EXERCISE OBJECTIVE ▸
Seek out every line containing the word "zero", and copy each.

EXCERPTED RECORDS ▸
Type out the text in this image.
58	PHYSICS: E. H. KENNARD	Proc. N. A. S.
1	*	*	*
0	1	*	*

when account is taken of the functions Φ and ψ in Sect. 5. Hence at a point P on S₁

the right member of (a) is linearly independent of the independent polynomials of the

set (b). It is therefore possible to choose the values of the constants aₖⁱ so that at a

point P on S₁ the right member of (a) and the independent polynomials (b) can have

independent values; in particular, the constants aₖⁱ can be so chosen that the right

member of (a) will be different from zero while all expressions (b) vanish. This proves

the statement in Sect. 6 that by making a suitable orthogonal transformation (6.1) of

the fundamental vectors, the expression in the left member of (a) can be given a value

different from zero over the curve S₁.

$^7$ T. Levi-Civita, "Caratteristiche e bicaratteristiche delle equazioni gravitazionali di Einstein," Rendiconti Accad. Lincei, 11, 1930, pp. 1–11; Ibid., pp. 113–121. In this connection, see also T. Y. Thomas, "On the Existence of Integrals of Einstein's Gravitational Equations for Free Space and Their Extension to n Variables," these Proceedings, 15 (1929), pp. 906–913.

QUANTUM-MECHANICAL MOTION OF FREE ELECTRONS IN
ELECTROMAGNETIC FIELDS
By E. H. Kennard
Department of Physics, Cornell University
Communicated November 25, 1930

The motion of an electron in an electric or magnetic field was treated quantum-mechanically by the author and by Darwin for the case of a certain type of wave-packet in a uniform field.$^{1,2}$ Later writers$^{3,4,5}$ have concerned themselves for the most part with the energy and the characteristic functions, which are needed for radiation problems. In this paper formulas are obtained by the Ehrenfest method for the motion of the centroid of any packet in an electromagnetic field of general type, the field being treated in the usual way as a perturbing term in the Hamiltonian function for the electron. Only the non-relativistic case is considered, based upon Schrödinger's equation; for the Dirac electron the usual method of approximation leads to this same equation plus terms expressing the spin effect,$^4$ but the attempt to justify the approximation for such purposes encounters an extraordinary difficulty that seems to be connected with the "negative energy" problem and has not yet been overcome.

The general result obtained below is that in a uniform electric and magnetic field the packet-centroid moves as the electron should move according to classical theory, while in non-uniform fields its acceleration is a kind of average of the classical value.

SOLUTION FOR THIS TASK ▸
member of (a) will be different from zero while all expressions (b) vanish. This proves
different from zero over the curve S₁.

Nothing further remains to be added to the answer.